── Dataset extract ──
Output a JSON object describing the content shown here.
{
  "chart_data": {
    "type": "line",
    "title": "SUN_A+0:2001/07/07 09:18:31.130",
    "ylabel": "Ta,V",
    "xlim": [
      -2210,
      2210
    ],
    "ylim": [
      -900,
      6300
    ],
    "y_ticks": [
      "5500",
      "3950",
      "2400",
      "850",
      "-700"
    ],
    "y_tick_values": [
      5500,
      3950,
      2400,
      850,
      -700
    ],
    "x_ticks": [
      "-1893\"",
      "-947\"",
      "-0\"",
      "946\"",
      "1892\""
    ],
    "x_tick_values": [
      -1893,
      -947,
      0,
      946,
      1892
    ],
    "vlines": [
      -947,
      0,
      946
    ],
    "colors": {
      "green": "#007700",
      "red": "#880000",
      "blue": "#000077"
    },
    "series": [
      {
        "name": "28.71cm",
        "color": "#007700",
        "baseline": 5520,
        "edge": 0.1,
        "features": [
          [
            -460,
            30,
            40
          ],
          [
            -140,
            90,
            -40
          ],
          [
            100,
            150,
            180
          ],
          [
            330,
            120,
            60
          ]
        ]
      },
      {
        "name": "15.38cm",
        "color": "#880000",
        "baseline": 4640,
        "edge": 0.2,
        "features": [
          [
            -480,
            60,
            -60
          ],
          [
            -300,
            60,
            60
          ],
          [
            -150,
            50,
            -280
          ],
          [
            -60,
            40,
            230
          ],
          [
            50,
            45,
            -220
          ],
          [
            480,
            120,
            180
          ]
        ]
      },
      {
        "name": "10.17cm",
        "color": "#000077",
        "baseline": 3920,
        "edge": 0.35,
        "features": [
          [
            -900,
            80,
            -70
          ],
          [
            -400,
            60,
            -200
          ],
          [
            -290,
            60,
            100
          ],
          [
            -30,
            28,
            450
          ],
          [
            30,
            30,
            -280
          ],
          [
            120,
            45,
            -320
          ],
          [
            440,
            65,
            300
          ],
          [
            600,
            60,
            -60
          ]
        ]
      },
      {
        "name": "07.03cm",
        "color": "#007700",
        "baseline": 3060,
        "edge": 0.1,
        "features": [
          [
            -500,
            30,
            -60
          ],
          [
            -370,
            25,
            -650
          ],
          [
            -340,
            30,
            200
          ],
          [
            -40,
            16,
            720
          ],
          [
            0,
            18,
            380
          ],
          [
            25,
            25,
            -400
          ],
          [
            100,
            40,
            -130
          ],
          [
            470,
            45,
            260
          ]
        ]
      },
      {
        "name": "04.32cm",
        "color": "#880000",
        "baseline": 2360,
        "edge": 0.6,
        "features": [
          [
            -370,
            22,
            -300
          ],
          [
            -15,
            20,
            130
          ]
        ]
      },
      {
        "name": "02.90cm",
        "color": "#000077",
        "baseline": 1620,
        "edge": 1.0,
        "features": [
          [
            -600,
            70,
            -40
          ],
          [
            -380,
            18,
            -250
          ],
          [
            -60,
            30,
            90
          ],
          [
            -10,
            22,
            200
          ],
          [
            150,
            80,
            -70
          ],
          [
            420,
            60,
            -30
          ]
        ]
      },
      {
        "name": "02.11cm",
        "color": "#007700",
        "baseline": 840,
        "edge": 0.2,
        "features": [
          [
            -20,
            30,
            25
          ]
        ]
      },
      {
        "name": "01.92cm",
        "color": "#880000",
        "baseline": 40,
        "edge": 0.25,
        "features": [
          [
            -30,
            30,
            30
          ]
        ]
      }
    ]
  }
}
───
(Short task): Please repeat the listing exactly, with nothing left out.

(Solution):
Output a JSON object describing the content shown here.
{
  "chart_data": {
    "type": "line",
    "title": "SUN_A+0:2001/07/07 09:18:31.130",
    "ylabel": "Ta,V",
    "xlim": [
      -2210,
      2210
    ],
    "ylim": [
      -900,
      6300
    ],
    "y_ticks": [
      "5500",
      "3950",
      "2400",
      "850",
      "-700"
    ],
    "y_tick_values": [
      5500,
      3950,
      2400,
      850,
      -700
    ],
    "x_ticks": [
      "-1893\"",
      "-947\"",
      "-0\"",
      "946\"",
      "1892\""
    ],
    "x_tick_values": [
      -1893,
      -947,
      0,
      946,
      1892
    ],
    "vlines": [
      -947,
      0,
      946
    ],
    "colors": {
      "green": "#007700",
      "red": "#880000",
      "blue": "#000077"
    },
    "series": [
      {
        "name": "28.71cm",
        "color": "#007700",
        "baseline": 5520,
        "edge": 0.1,
        "features": [
          [
            -460,
            30,
            40
          ],
          [
            -140,
            90,
            -40
          ],
          [
            100,
            150,
            180
          ],
          [
            330,
            120,
            60
          ]
        ]
      },
      {
        "name": "15.38cm",
        "color": "#880000",
        "baseline": 4640,
        "edge": 0.2,
        "features": [
          [
            -480,
            60,
            -60
          ],
          [
            -300,
            60,
            60
          ],
          [
            -150,
            50,
            -280
          ],
          [
            -60,
            40,
            230
          ],
          [
            50,
            45,
            -220
          ],
          [
            480,
            120,
            180
          ]
        ]
      },
      {
        "name": "10.17cm",
        "color": "#000077",
        "baseline": 3920,
        "edge": 0.35,
        "features": [
          [
            -900,
            80,
            -70
          ],
          [
            -400,
            60,
            -200
          ],
          [
            -290,
            60,
            100
          ],
          [
            -30,
            28,
            450
          ],
          [
            30,
            30,
            -280
          ],
          [
            120,
            45,
            -320
          ],
          [
            440,
            65,
            300
          ],
          [
            600,
            60,
            -60
          ]
        ]
      },
      {
        "name": "07.03cm",
        "color": "#007700",
        "baseline": 3060,
        "edge": 0.1,
        "features": [
          [
            -500,
            30,
            -60
          ],
          [
            -370,
            25,
            -650
          ],
          [
            -340,
            30,
            200
          ],
          [
            -40,
            16,
            720
          ],
          [
            0,
            18,
            380
          ],
          [
            25,
            25,
            -400
          ],
          [
            100,
            40,
            -130
          ],
          [
            470,
            45,
            260
          ]
        ]
      },
      {
        "name": "04.32cm",
        "color": "#880000",
        "baseline": 2360,
        "edge": 0.6,
        "features": [
          [
            -370,
            22,
            -300
          ],
          [
            -15,
            20,
            130
          ]
        ]
      },
      {
        "name": "02.90cm",
        "color": "#000077",
        "baseline": 1620,
        "edge": 1.0,
        "features": [
          [
            -600,
            70,
            -40
          ],
          [
            -380,
            18,
            -250
          ],
          [
            -60,
            30,
            90
          ],
          [
            -10,
            22,
            200
          ],
          [
            150,
            80,
            -70
          ],
          [
            420,
            60,
            -30
          ]
        ]
      },
      {
        "name": "02.11cm",
        "color": "#007700",
        "baseline": 840,
        "edge": 0.2,
        "features": [
          [
            -20,
            30,
            25
          ]
        ]
      },
      {
        "name": "01.92cm",
        "color": "#880000",
        "baseline": 40,
        "edge": 0.25,
        "features": [
          [
            -30,
            30,
            30
          ]
        ]
      }
    ]
  }
}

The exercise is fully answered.